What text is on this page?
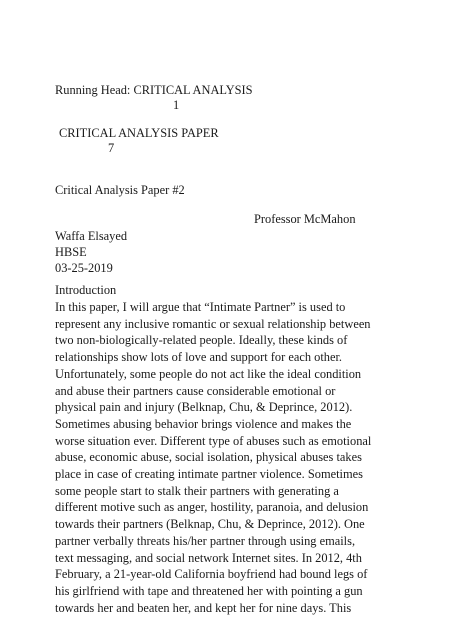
Running Head: CRITICAL ANALYSIS
1
CRITICAL ANALYSIS PAPER
7
Critical Analysis Paper #2
Professor McMahon
Waffa Elsayed
HBSE
03-25-2019
Introduction
In this paper, I will argue that “Intimate Partner” is used to
represent any inclusive romantic or sexual relationship between
two non-biologically-related people. Ideally, these kinds of
relationships show lots of love and support for each other.
Unfortunately, some people do not act like the ideal condition
and abuse their partners cause considerable emotional or
physical pain and injury (Belknap, Chu, & Deprince, 2012).
Sometimes abusing behavior brings violence and makes the
worse situation ever. Different type of abuses such as emotional
abuse, economic abuse, social isolation, physical abuses takes
place in case of creating intimate partner violence. Sometimes
some people start to stalk their partners with generating a
different motive such as anger, hostility, paranoia, and delusion
towards their partners (Belknap, Chu, & Deprince, 2012). One
partner verbally threats his/her partner through using emails,
text messaging, and social network Internet sites. In 2012, 4th
February, a 21-year-old California boyfriend had bound legs of
his girlfriend with tape and threatened her with pointing a gun
towards her and beaten her, and kept her for nine days. This
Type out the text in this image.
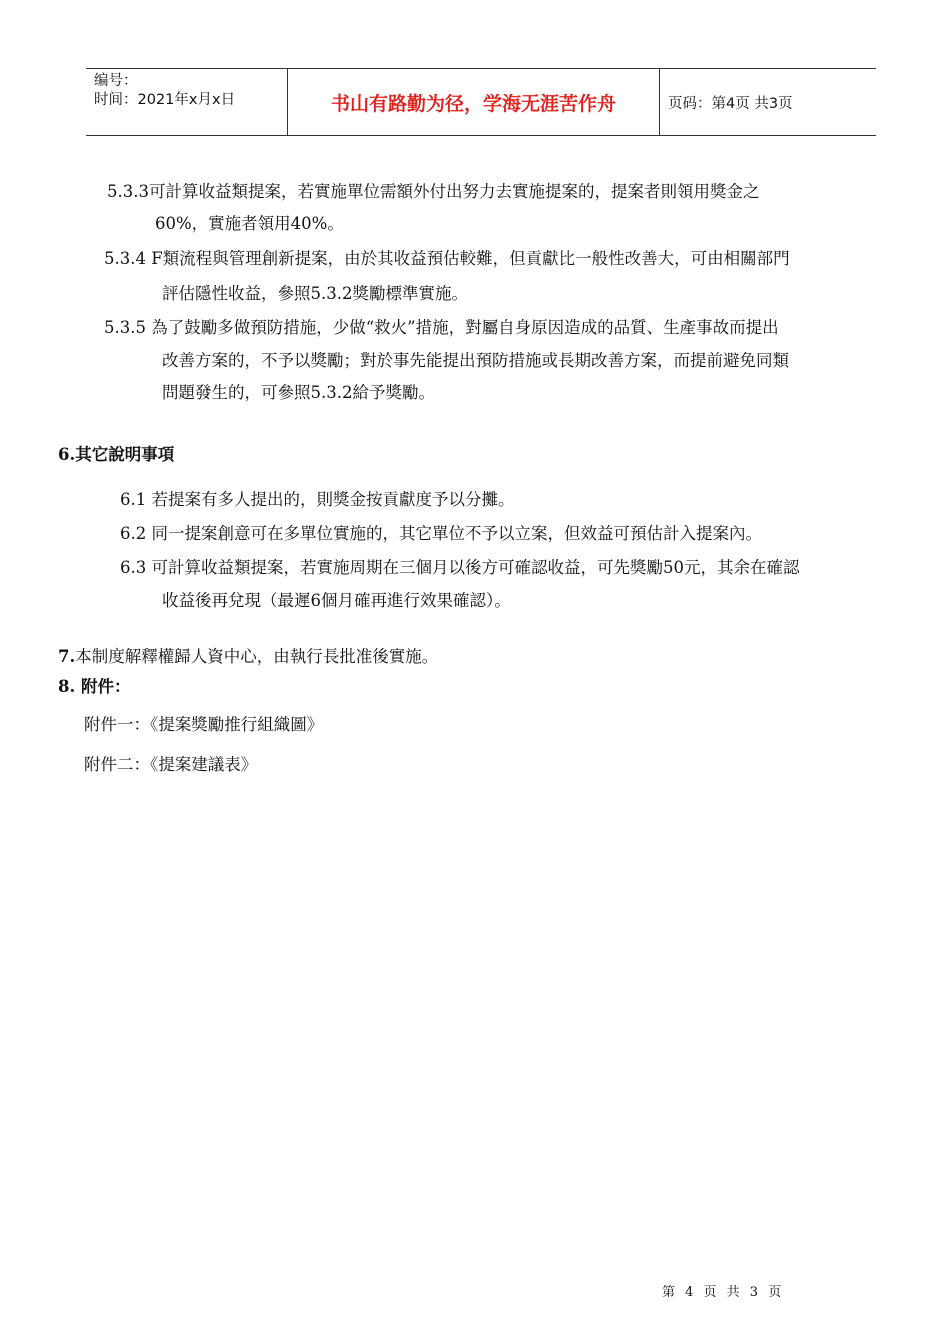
编号：
时间：2021年x月x日	书山有路勤为径，学海无涯苦作舟	页码：第4页 共3页
5.3.3可計算收益類提案，若實施單位需額外付出努力去實施提案的，提案者則領用獎金之
60%，實施者領用40%。
5.3.4 F類流程與管理創新提案，由於其收益預估較難，但貢獻比一般性改善大，可由相關部門
評估隱性收益，參照5.3.2獎勵標準實施。
5.3.5 為了鼓勵多做預防措施，少做“救火”措施，對屬自身原因造成的品質、生產事故而提出
改善方案的，不予以獎勵；對於事先能提出預防措施或長期改善方案，而提前避免同類
問題發生的，可參照5.3.2給予獎勵。
6.其它說明事項
6.1 若提案有多人提出的，則獎金按貢獻度予以分攤。
6.2 同一提案創意可在多單位實施的，其它單位不予以立案，但效益可預估計入提案內。
6.3 可計算收益類提案，若實施周期在三個月以後方可確認收益，可先獎勵50元，其余在確認
收益後再兌現（最遲6個月確再進行效果確認）。
7.本制度解釋權歸人資中心，由執行長批准後實施。
8. 附件：
附件一：《提案獎勵推行組織圖》
附件二：《提案建議表》
第 4 页 共 3 页
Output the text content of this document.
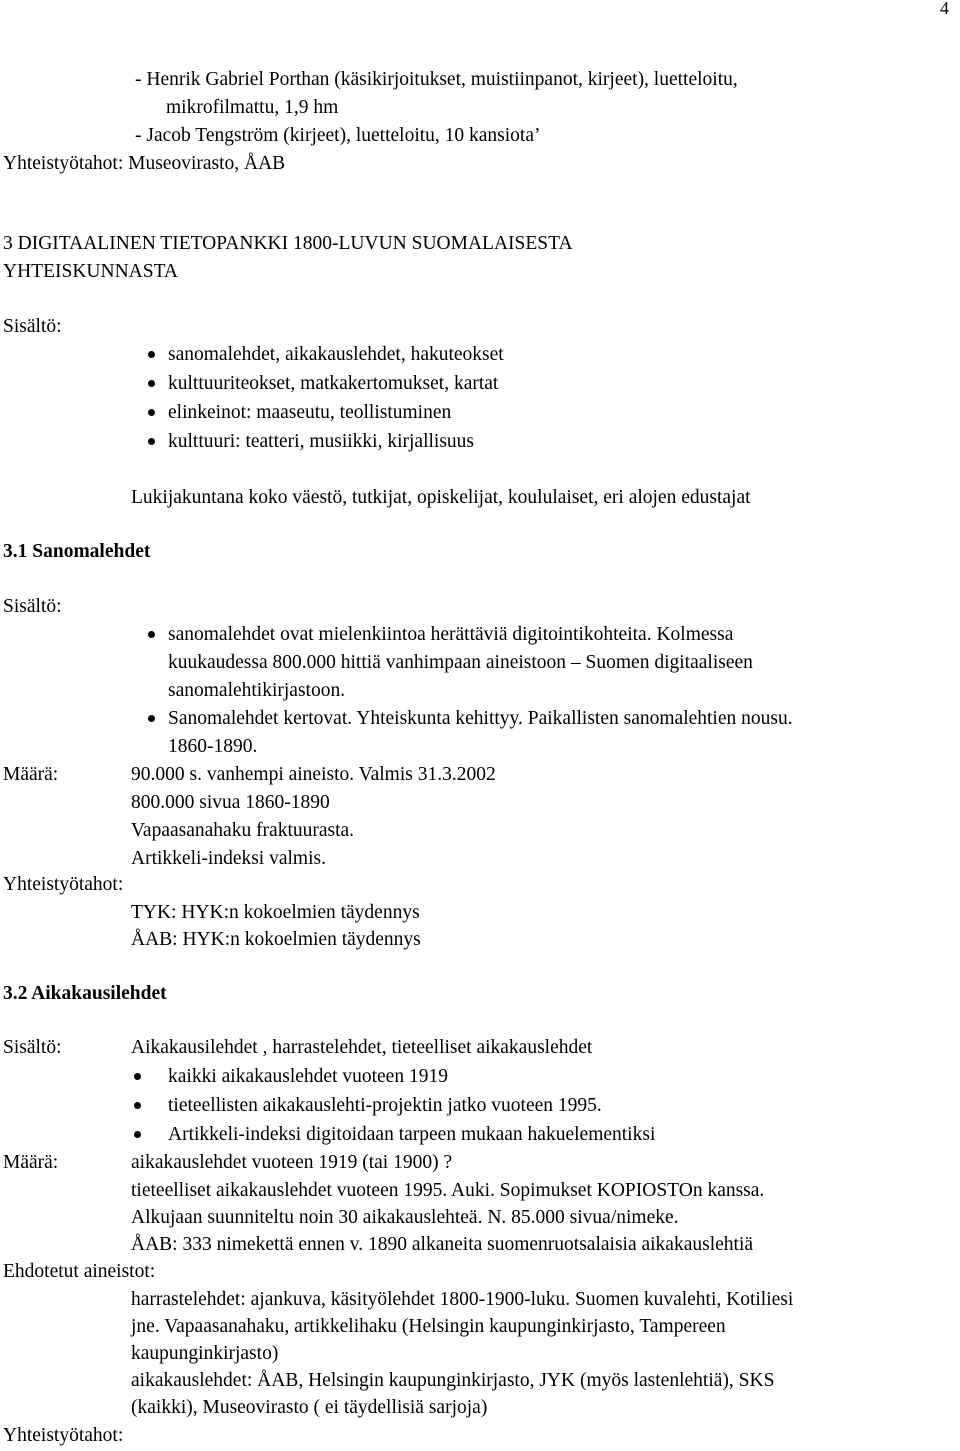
4
- Henrik Gabriel Porthan (käsikirjoitukset, muistiinpanot, kirjeet), luetteloitu,
mikrofilmattu, 1,9 hm
- Jacob Tengström (kirjeet), luetteloitu, 10 kansiota’
Yhteistyötahot: Museovirasto, ÅAB
3 DIGITAALINEN TIETOPANKKI 1800-LUVUN SUOMALAISESTA
YHTEISKUNNASTA
Sisältö:
sanomalehdet, aikakauslehdet, hakuteokset
kulttuuriteokset, matkakertomukset, kartat
elinkeinot: maaseutu, teollistuminen
kulttuuri: teatteri, musiikki, kirjallisuus
Lukijakuntana koko väestö, tutkijat, opiskelijat, koululaiset, eri alojen edustajat
3.1 Sanomalehdet
Sisältö:
sanomalehdet ovat mielenkiintoa herättäviä digitointikohteita. Kolmessa
kuukaudessa 800.000 hittiä vanhimpaan aineistoon – Suomen digitaaliseen
sanomalehtikirjastoon.
Sanomalehdet kertovat. Yhteiskunta kehittyy. Paikallisten sanomalehtien nousu.
1860-1890.
Määrä:	90.000 s. vanhempi aineisto. Valmis 31.3.2002
800.000 sivua 1860-1890
Vapaasanahaku fraktuurasta.
Artikkeli-indeksi valmis.
Yhteistyötahot:
TYK: HYK:n kokoelmien täydennys
ÅAB: HYK:n kokoelmien täydennys
3.2 Aikakausilehdet
Sisältö:	Aikakausilehdet , harrastelehdet, tieteelliset aikakauslehdet
kaikki aikakauslehdet vuoteen 1919
tieteellisten aikakauslehti-projektin jatko vuoteen 1995.
Artikkeli-indeksi digitoidaan tarpeen mukaan hakuelementiksi
Määrä:	aikakauslehdet vuoteen 1919 (tai 1900) ?
tieteelliset aikakauslehdet vuoteen 1995. Auki. Sopimukset KOPIOSTOn kanssa.
Alkujaan suunniteltu noin 30 aikakauslehteä. N. 85.000 sivua/nimeke.
ÅAB: 333 nimekettä ennen v. 1890 alkaneita suomenruotsalaisia aikakauslehtiä
Ehdotetut aineistot:
harrastelehdet: ajankuva, käsityölehdet 1800-1900-luku. Suomen kuvalehti, Kotiliesi
jne. Vapaasanahaku, artikkelihaku (Helsingin kaupunginkirjasto, Tampereen
kaupunginkirjasto)
aikakauslehdet: ÅAB, Helsingin kaupunginkirjasto, JYK (myös lastenlehtiä), SKS
(kaikki), Museovirasto ( ei täydellisiä sarjoja)
Yhteistyötahot:
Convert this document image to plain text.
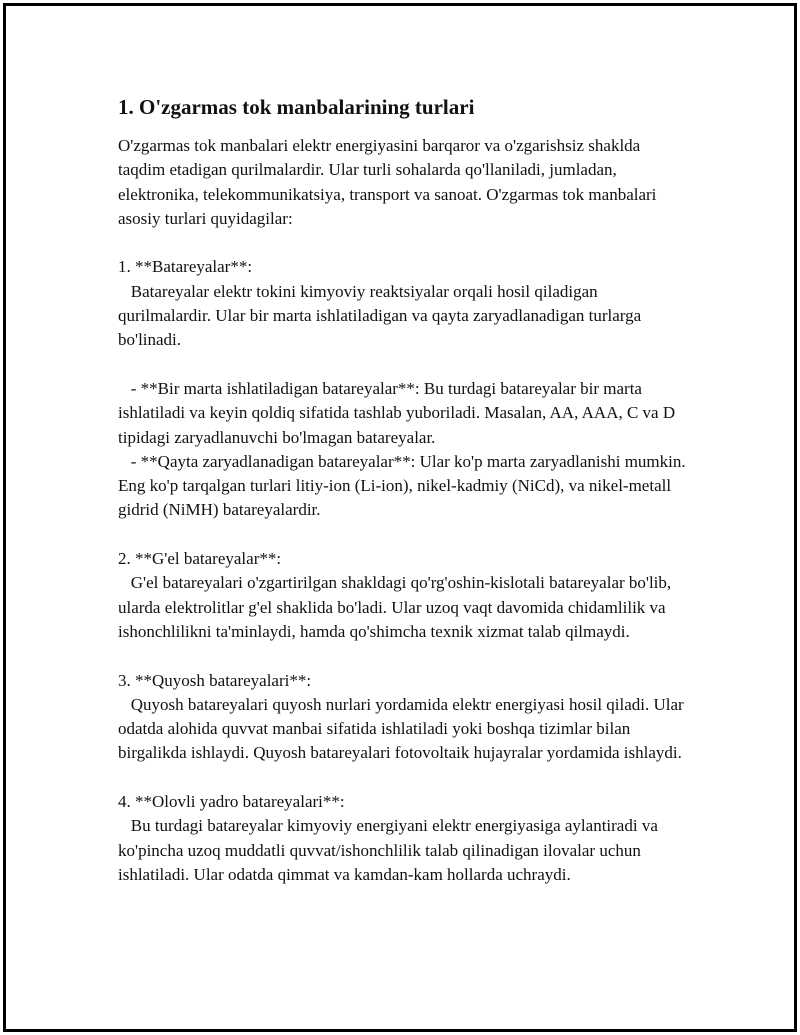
1. O'zgarmas tok manbalarining turlari

O'zgarmas tok manbalari elektr energiyasini barqaror va o'zgarishsiz shaklda taqdim etadigan qurilmalardir. Ular turli sohalarda qo'llaniladi, jumladan, elektronika, telekommunikatsiya, transport va sanoat. O'zgarmas tok manbalari asosiy turlari quyidagilar:

1. **Batareyalar**:

Batareyalar elektr tokini kimyoviy reaktsiyalar orqali hosil qiladigan qurilmalardir. Ular bir marta ishlatiladigan va qayta zaryadlanadigan turlarga bo'linadi.

- **Bir marta ishlatiladigan batareyalar**: Bu turdagi batareyalar bir marta ishlatiladi va keyin qoldiq sifatida tashlab yuboriladi. Masalan, AA, AAA, C va D tipidagi zaryadlanuvchi bo'lmagan batareyalar.

- **Qayta zaryadlanadigan batareyalar**: Ular ko'p marta zaryadlanishi mumkin. Eng ko'p tarqalgan turlari litiy-ion (Li-ion), nikel-kadmiy (NiCd), va nikel-metall gidrid (NiMH) batareyalardir.

2. **G'el batareyalar**:

G'el batareyalari o'zgartirilgan shakldagi qo'rg'oshin-kislotali batareyalar bo'lib, ularda elektrolitlar g'el shaklida bo'ladi. Ular uzoq vaqt davomida chidamlilik va ishonchlilikni ta'minlaydi, hamda qo'shimcha texnik xizmat talab qilmaydi.

3. **Quyosh batareyalari**:

Quyosh batareyalari quyosh nurlari yordamida elektr energiyasi hosil qiladi. Ular odatda alohida quvvat manbai sifatida ishlatiladi yoki boshqa tizimlar bilan birgalikda ishlaydi. Quyosh batareyalari fotovoltaik hujayralar yordamida ishlaydi.

4. **Olovli yadro batareyalari**:

Bu turdagi batareyalar kimyoviy energiyani elektr energiyasiga aylantiradi va ko'pincha uzoq muddatli quvvat/ishonchlilik talab qilinadigan ilovalar uchun ishlatiladi. Ular odatda qimmat va kamdan-kam hollarda uchraydi.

_What you will do_
Restate the entire listing word for word, excluding pictures.

_Expected output_
What text is on this page?
Running Head: CRITICAL ANALYSIS
1
CRITICAL ANALYSIS PAPER
7
Critical Analysis Paper #2
Professor McMahon
Waffa Elsayed
HBSE
03-25-2019
Introduction
In this paper, I will argue that “Intimate Partner” is used to
represent any inclusive romantic or sexual relationship between
two non-biologically-related people. Ideally, these kinds of
relationships show lots of love and support for each other.
Unfortunately, some people do not act like the ideal condition
and abuse their partners cause considerable emotional or
physical pain and injury (Belknap, Chu, & Deprince, 2012).
Sometimes abusing behavior brings violence and makes the
worse situation ever. Different type of abuses such as emotional
abuse, economic abuse, social isolation, physical abuses takes
place in case of creating intimate partner violence. Sometimes
some people start to stalk their partners with generating a
different motive such as anger, hostility, paranoia, and delusion
towards their partners (Belknap, Chu, & Deprince, 2012). One
partner verbally threats his/her partner through using emails,
text messaging, and social network Internet sites. In 2012, 4th
February, a 21-year-old California boyfriend had bound legs of
his girlfriend with tape and threatened her with pointing a gun
towards her and beaten her, and kept her for nine days. This
Type out the text in this image.
编号：
时间：2021年x月x日	书山有路勤为径，学海无涯苦作舟	页码：第4页 共3页
5.3.3可計算收益類提案，若實施單位需額外付出努力去實施提案的，提案者則領用獎金之
60%，實施者領用40%。
5.3.4 F類流程與管理創新提案，由於其收益預估較難，但貢獻比一般性改善大，可由相關部門
評估隱性收益，參照5.3.2獎勵標準實施。
5.3.5 為了鼓勵多做預防措施，少做“救火”措施，對屬自身原因造成的品質、生產事故而提出
改善方案的，不予以獎勵；對於事先能提出預防措施或長期改善方案，而提前避免同類
問題發生的，可參照5.3.2給予獎勵。
6.其它說明事項
6.1 若提案有多人提出的，則獎金按貢獻度予以分攤。
6.2 同一提案創意可在多單位實施的，其它單位不予以立案，但效益可預估計入提案內。
6.3 可計算收益類提案，若實施周期在三個月以後方可確認收益，可先獎勵50元，其余在確認
收益後再兌現（最遲6個月確再進行效果確認）。
7.本制度解釋權歸人資中心，由執行長批准後實施。
8. 附件：
附件一：《提案獎勵推行組織圖》
附件二：《提案建議表》
第 4 页 共 3 页
Output the text content of this document.
4
- Henrik Gabriel Porthan (käsikirjoitukset, muistiinpanot, kirjeet), luetteloitu,
mikrofilmattu, 1,9 hm
- Jacob Tengström (kirjeet), luetteloitu, 10 kansiota’
Yhteistyötahot: Museovirasto, ÅAB
3 DIGITAALINEN TIETOPANKKI 1800-LUVUN SUOMALAISESTA
YHTEISKUNNASTA
Sisältö:
sanomalehdet, aikakauslehdet, hakuteokset
kulttuuriteokset, matkakertomukset, kartat
elinkeinot: maaseutu, teollistuminen
kulttuuri: teatteri, musiikki, kirjallisuus
Lukijakuntana koko väestö, tutkijat, opiskelijat, koululaiset, eri alojen edustajat
3.1 Sanomalehdet
Sisältö:
sanomalehdet ovat mielenkiintoa herättäviä digitointikohteita. Kolmessa
kuukaudessa 800.000 hittiä vanhimpaan aineistoon – Suomen digitaaliseen
sanomalehtikirjastoon.
Sanomalehdet kertovat. Yhteiskunta kehittyy. Paikallisten sanomalehtien nousu.
1860-1890.
Määrä:	90.000 s. vanhempi aineisto. Valmis 31.3.2002
800.000 sivua 1860-1890
Vapaasanahaku fraktuurasta.
Artikkeli-indeksi valmis.
Yhteistyötahot:
TYK: HYK:n kokoelmien täydennys
ÅAB: HYK:n kokoelmien täydennys
3.2 Aikakausilehdet
Sisältö:	Aikakausilehdet , harrastelehdet, tieteelliset aikakauslehdet
kaikki aikakauslehdet vuoteen 1919
tieteellisten aikakauslehti-projektin jatko vuoteen 1995.
Artikkeli-indeksi digitoidaan tarpeen mukaan hakuelementiksi
Määrä:	aikakauslehdet vuoteen 1919 (tai 1900) ?
tieteelliset aikakauslehdet vuoteen 1995. Auki. Sopimukset KOPIOSTOn kanssa.
Alkujaan suunniteltu noin 30 aikakauslehteä. N. 85.000 sivua/nimeke.
ÅAB: 333 nimekettä ennen v. 1890 alkaneita suomenruotsalaisia aikakauslehtiä
Ehdotetut aineistot:
harrastelehdet: ajankuva, käsityölehdet 1800-1900-luku. Suomen kuvalehti, Kotiliesi
jne. Vapaasanahaku, artikkelihaku (Helsingin kaupunginkirjasto, Tampereen
kaupunginkirjasto)
aikakauslehdet: ÅAB, Helsingin kaupunginkirjasto, JYK (myös lastenlehtiä), SKS
(kaikki), Museovirasto ( ei täydellisiä sarjoja)
Yhteistyötahot:
Convert this document image to plain text.
1. O'zgarmas tok manbalarining turlari

O'zgarmas tok manbalari elektr energiyasini barqaror va o'zgarishsiz shaklda taqdim etadigan qurilmalardir. Ular turli sohalarda qo'llaniladi, jumladan, elektronika, telekommunikatsiya, transport va sanoat. O'zgarmas tok manbalari asosiy turlari quyidagilar:

1. **Batareyalar**:

Batareyalar elektr tokini kimyoviy reaktsiyalar orqali hosil qiladigan qurilmalardir. Ular bir marta ishlatiladigan va qayta zaryadlanadigan turlarga bo'linadi.

- **Bir marta ishlatiladigan batareyalar**: Bu turdagi batareyalar bir marta ishlatiladi va keyin qoldiq sifatida tashlab yuboriladi. Masalan, AA, AAA, C va D tipidagi zaryadlanuvchi bo'lmagan batareyalar.

- **Qayta zaryadlanadigan batareyalar**: Ular ko'p marta zaryadlanishi mumkin. Eng ko'p tarqalgan turlari litiy-ion (Li-ion), nikel-kadmiy (NiCd), va nikel-metall gidrid (NiMH) batareyalardir.

2. **G'el batareyalar**:

G'el batareyalari o'zgartirilgan shakldagi qo'rg'oshin-kislotali batareyalar bo'lib, ularda elektrolitlar g'el shaklida bo'ladi. Ular uzoq vaqt davomida chidamlilik va ishonchlilikni ta'minlaydi, hamda qo'shimcha texnik xizmat talab qilmaydi.

3. **Quyosh batareyalari**:

Quyosh batareyalari quyosh nurlari yordamida elektr energiyasi hosil qiladi. Ular odatda alohida quvvat manbai sifatida ishlatiladi yoki boshqa tizimlar bilan birgalikda ishlaydi. Quyosh batareyalari fotovoltaik hujayralar yordamida ishlaydi.

4. **Olovli yadro batareyalari**:

Bu turdagi batareyalar kimyoviy energiyani elektr energiyasiga aylantiradi va ko'pincha uzoq muddatli quvvat/ishonchlilik talab qilinadigan ilovalar uchun ishlatiladi. Ular odatda qimmat va kamdan-kam hollarda uchraydi.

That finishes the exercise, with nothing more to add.